--- Task data ---

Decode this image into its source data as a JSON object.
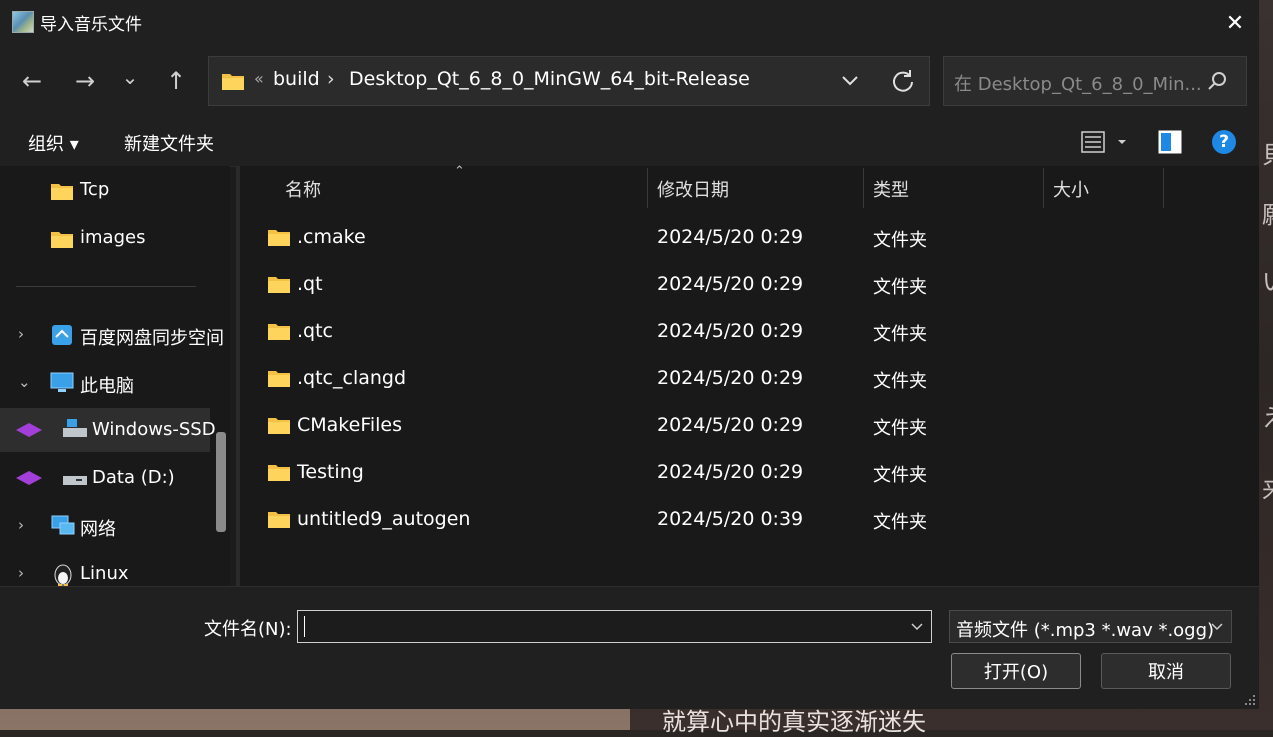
{
  "window": {
    "title": "导入音乐文件",
    "close_glyph": "✕"
  },
  "background": {
    "lyric": "就算心中的真实逐渐迷失"
  },
  "nav": {
    "back_glyph": "←",
    "forward_glyph": "→",
    "recent_glyph": "⌄",
    "up_glyph": "↑"
  },
  "address": {
    "overflow": "«",
    "crumbs": [
      "build",
      "Desktop_Qt_6_8_0_MinGW_64_bit-Release"
    ],
    "separator": "›"
  },
  "search": {
    "placeholder": "在 Desktop_Qt_6_8_0_Min..."
  },
  "commands": {
    "organize": "组织 ▾",
    "new_folder": "新建文件夹",
    "help": "?"
  },
  "sidebar": {
    "items": [
      {
        "label": "Tcp",
        "icon": "folder-icon"
      },
      {
        "label": "images",
        "icon": "folder-icon"
      },
      {
        "label": "百度网盘同步空间",
        "icon": "baidu-sync-icon",
        "chevron": "›"
      },
      {
        "label": "此电脑",
        "icon": "computer-icon",
        "chevron": "⌄"
      },
      {
        "label": "Windows-SSD",
        "icon": "drive-icon"
      },
      {
        "label": "Data (D:)",
        "icon": "drive-icon"
      },
      {
        "label": "网络",
        "icon": "network-icon",
        "chevron": "›"
      },
      {
        "label": "Linux",
        "icon": "linux-icon",
        "chevron": "›"
      }
    ]
  },
  "columns": {
    "name": "名称",
    "date": "修改日期",
    "type": "类型",
    "size": "大小",
    "sort_glyph": "⌃"
  },
  "files": [
    {
      "name": ".cmake",
      "date": "2024/5/20 0:29",
      "type": "文件夹"
    },
    {
      "name": ".qt",
      "date": "2024/5/20 0:29",
      "type": "文件夹"
    },
    {
      "name": ".qtc",
      "date": "2024/5/20 0:29",
      "type": "文件夹"
    },
    {
      "name": ".qtc_clangd",
      "date": "2024/5/20 0:29",
      "type": "文件夹"
    },
    {
      "name": "CMakeFiles",
      "date": "2024/5/20 0:29",
      "type": "文件夹"
    },
    {
      "name": "Testing",
      "date": "2024/5/20 0:29",
      "type": "文件夹"
    },
    {
      "name": "untitled9_autogen",
      "date": "2024/5/20 0:39",
      "type": "文件夹"
    }
  ],
  "footer": {
    "filename_label": "文件名(N):",
    "filename_value": "",
    "filetype": "音频文件 (*.mp3 *.wav *.ogg)",
    "open": "打开(O)",
    "cancel": "取消"
  },
  "colors": {
    "dialog": "#1c1c1c",
    "chrome": "#202020",
    "folder": "#f3c244",
    "accent": "#1e88e5"
  }
}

---

Exercise task> Reproduce all of the data exactly; the pictures do not belong in the copy.

Problem solution>
Decode this image into its source data as a JSON object.
{
  "window": {
    "title": "导入音乐文件",
    "close_glyph": "✕"
  },
  "background": {
    "lyric": "就算心中的真实逐渐迷失"
  },
  "nav": {
    "back_glyph": "←",
    "forward_glyph": "→",
    "recent_glyph": "⌄",
    "up_glyph": "↑"
  },
  "address": {
    "overflow": "«",
    "crumbs": [
      "build",
      "Desktop_Qt_6_8_0_MinGW_64_bit-Release"
    ],
    "separator": "›"
  },
  "search": {
    "placeholder": "在 Desktop_Qt_6_8_0_Min..."
  },
  "commands": {
    "organize": "组织 ▾",
    "new_folder": "新建文件夹",
    "help": "?"
  },
  "sidebar": {
    "items": [
      {
        "label": "Tcp",
        "icon": "folder-icon"
      },
      {
        "label": "images",
        "icon": "folder-icon"
      },
      {
        "label": "百度网盘同步空间",
        "icon": "baidu-sync-icon",
        "chevron": "›"
      },
      {
        "label": "此电脑",
        "icon": "computer-icon",
        "chevron": "⌄"
      },
      {
        "label": "Windows-SSD",
        "icon": "drive-icon"
      },
      {
        "label": "Data (D:)",
        "icon": "drive-icon"
      },
      {
        "label": "网络",
        "icon": "network-icon",
        "chevron": "›"
      },
      {
        "label": "Linux",
        "icon": "linux-icon",
        "chevron": "›"
      }
    ]
  },
  "columns": {
    "name": "名称",
    "date": "修改日期",
    "type": "类型",
    "size": "大小",
    "sort_glyph": "⌃"
  },
  "files": [
    {
      "name": ".cmake",
      "date": "2024/5/20 0:29",
      "type": "文件夹"
    },
    {
      "name": ".qt",
      "date": "2024/5/20 0:29",
      "type": "文件夹"
    },
    {
      "name": ".qtc",
      "date": "2024/5/20 0:29",
      "type": "文件夹"
    },
    {
      "name": ".qtc_clangd",
      "date": "2024/5/20 0:29",
      "type": "文件夹"
    },
    {
      "name": "CMakeFiles",
      "date": "2024/5/20 0:29",
      "type": "文件夹"
    },
    {
      "name": "Testing",
      "date": "2024/5/20 0:29",
      "type": "文件夹"
    },
    {
      "name": "untitled9_autogen",
      "date": "2024/5/20 0:39",
      "type": "文件夹"
    }
  ],
  "footer": {
    "filename_label": "文件名(N):",
    "filename_value": "",
    "filetype": "音频文件 (*.mp3 *.wav *.ogg)",
    "open": "打开(O)",
    "cancel": "取消"
  },
  "colors": {
    "dialog": "#1c1c1c",
    "chrome": "#202020",
    "folder": "#f3c244",
    "accent": "#1e88e5"
  }
}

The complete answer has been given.